* _Apply what you read_
**A.** Using the chess game comments, answer each item on its own line:
(i) Which engine does Sastre say finds an even better defense for White?
(ii) Which book does morfishine name?
(iii) According to morfishine, what is the maximum length of a "short game"?
**B.** Please write out the part of the chess game comments between "Jan-12-11  Shams: <dolphinsneu> 19.Rxa6" and "26.Kf3 Bxg5 >.", inclusive.
**C.** Add the next few lines that would follow the last comment in the chess game comments.
----- Supplied passage -----
Feb-18-09  fred lennox: The sacrifice is based on the advantage that the rook is pinned, in effect not developed and the queens knight is not developed giving black added edge to tempo. The b1 knights role in the game seems only to raise the white flag.
Jan-12-11  dolphinsneu: How does Black win if white plays Rxa6 on his nineteenth move?
Jan-12-11  Shams: <dolphinsneu> 19.Rxa6 Re2 looks good.
Premium Chessgames Member
  Sastre: As <Shams> has suggested, if 19.Rxa6 then 19...Re2 is Black's best reply. However, I don't think Black is winning after <20.Kh1 Rxf2 21.Qd3 Rd8 22.Bd5>.

Houdini 1.5 also finds an even better defence for White, <19.Rxa6 Re2 20.Bg5 Qe8 21.Bxf7+ Rxf7 22.Qxe2 Bxf2+ 23.Kf1 Bh4+ 24.Rf6 Qxe2+ 25.Kxe2 Re7+ 26.Kf3 Bxg5 >.

Premium Chessgames Member
  offramp: White has to be careful in the Spanish because his development can be pretty slow.
Jan-10-15  Delboy: Well done for unearthing this little gem. It is the type of game that reminds me why I love chess
Jan-10-15  waustad: Wild and wooly tactics. I need to look at this later. 2:45 AM after a bit of wine isn't the time.
Jan-10-15  morfishine: My sentiments exactly <Delboy>! I'm surprised this game didn't make it into Chernev's "The 1000 Best Short Games of Chess". Its at the max limit for a "short game": 24-moves. Perhaps as mentioned earlier, 19.Rxa6 was much better than what was played 19.Qxa6

Chernev must've been well aware of this game since he did include another Flamberg disaster Spielmann vs Flamberg, 1914 which was played in the same year


Premium Chessgames Member
  ChemMac: While Black would be way better after 24.g5 fXg e.p.+ 25.Kg2 Rg1+ 26. Kf3 Qf6+, at first glance I do not see an immediate win.
----- Entries provided -----
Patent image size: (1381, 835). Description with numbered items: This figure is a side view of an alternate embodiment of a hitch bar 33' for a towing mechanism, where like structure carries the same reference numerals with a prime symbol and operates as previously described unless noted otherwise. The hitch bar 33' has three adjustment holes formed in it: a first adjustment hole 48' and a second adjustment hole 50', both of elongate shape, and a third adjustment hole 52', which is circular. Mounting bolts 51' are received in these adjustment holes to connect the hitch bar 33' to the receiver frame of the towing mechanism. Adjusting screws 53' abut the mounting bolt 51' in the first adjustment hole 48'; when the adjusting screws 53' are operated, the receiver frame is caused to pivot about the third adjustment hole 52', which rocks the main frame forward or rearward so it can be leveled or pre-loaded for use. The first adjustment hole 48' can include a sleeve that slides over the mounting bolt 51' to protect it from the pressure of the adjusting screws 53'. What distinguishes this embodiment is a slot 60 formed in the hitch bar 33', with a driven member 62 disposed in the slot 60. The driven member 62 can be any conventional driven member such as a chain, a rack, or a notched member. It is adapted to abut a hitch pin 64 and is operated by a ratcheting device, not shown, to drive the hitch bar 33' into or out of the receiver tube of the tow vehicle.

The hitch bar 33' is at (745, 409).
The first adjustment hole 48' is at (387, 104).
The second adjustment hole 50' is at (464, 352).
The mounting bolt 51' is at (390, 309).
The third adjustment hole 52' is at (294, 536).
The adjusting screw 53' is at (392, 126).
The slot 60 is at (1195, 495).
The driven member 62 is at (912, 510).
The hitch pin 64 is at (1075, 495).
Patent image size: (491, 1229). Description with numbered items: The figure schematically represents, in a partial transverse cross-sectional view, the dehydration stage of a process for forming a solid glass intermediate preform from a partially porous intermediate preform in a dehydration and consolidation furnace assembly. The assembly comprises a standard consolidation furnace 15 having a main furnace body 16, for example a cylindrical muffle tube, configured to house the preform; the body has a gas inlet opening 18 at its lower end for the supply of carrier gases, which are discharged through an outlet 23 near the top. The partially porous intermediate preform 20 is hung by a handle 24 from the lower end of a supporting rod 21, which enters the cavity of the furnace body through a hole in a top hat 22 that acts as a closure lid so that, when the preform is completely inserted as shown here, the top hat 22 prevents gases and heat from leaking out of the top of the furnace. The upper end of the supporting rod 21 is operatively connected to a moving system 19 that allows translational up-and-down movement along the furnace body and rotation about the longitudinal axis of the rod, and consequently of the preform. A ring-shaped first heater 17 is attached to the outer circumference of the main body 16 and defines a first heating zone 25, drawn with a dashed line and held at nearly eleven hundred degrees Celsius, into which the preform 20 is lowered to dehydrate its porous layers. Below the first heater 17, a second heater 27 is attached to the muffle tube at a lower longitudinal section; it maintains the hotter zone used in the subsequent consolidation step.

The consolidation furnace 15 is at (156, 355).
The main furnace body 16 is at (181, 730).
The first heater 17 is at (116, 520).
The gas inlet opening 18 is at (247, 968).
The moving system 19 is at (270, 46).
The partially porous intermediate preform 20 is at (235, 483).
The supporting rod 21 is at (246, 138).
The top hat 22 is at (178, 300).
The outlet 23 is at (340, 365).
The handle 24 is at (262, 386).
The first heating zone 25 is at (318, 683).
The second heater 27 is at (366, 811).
-----
* _Exercise answers_
**A.**
(i) Houdini 1.5
(ii) Chernev's "The 1000 Best Short Games of Chess"
(iii) 24 moves

**B.**
Jan-12-11  Shams: <dolphinsneu> 19.Rxa6 Re2 looks good.
Premium Chessgames Member
  Sastre: As <Shams> has suggested, if 19.Rxa6 then 19...Re2 is Black's best reply. However, I don't think Black is winning after <20.Kh1 Rxf2 21.Qd3 Rd8 22.Bd5>.

Houdini 1.5 also finds an even better defence for White, <19.Rxa6 Re2 20.Bg5 Qe8 21.Bxf7+ Rxf7 22.Qxe2 Bxf2+ 23.Kf1 Bh4+ 24.Rf6 Qxe2+ 25.Kxe2 Re7+ 26.Kf3 Bxg5 >.

**C.**
Premium Chessgames Member
  Domdaniel: I can't even begin to understand what's happening in this game. It starts 1.e4 (I prefer 1.Nf3, or 1.c4, or 1.d4, or 1.g3, or 1.b3, or 1.f4, or 1.e3 ... or anything, really). And Black replies 1...e5 (1...e6, the French, is clearly superior; and 1...c5, 1...c6, 1...d6, 1...d5, 1...g6, etc aren't so bad either...)

After this 1.e4 e5 nonsense, I lose track.

Premium Chessgames Member
  kevin86: mate in two follows!
Premium Chessgames Member
  Sally Simpson: Hi Morf,

"I'm surprised this game didn't make it into Chernev's "The 1000 Best Short Games of Chess". Its at the max limit for a "short game": 24-moves."

The reason being, according to Chernev, the game did not stop at move 24.

In the 'Bright Side of Chess' by Chernev (published 1951 -1000 Short games was published in 1957) Chernev has 3 extra moves.

I do not know if this was done on purpose to illustrate an important point or the last three moves have simply been left out by C.G.

The instructive point.

Here (White to play) there is one hurdle still to jump.

click for larger view

25.Bxg3 fxg3+ 26.Kg1.

click for larger view

Now not the hasty 26...Qe1+ (27.Qf1)
but 26...Qe3+ first then 27...Qe1+ (the finish Chernev gives) or 27...Qf2 mate.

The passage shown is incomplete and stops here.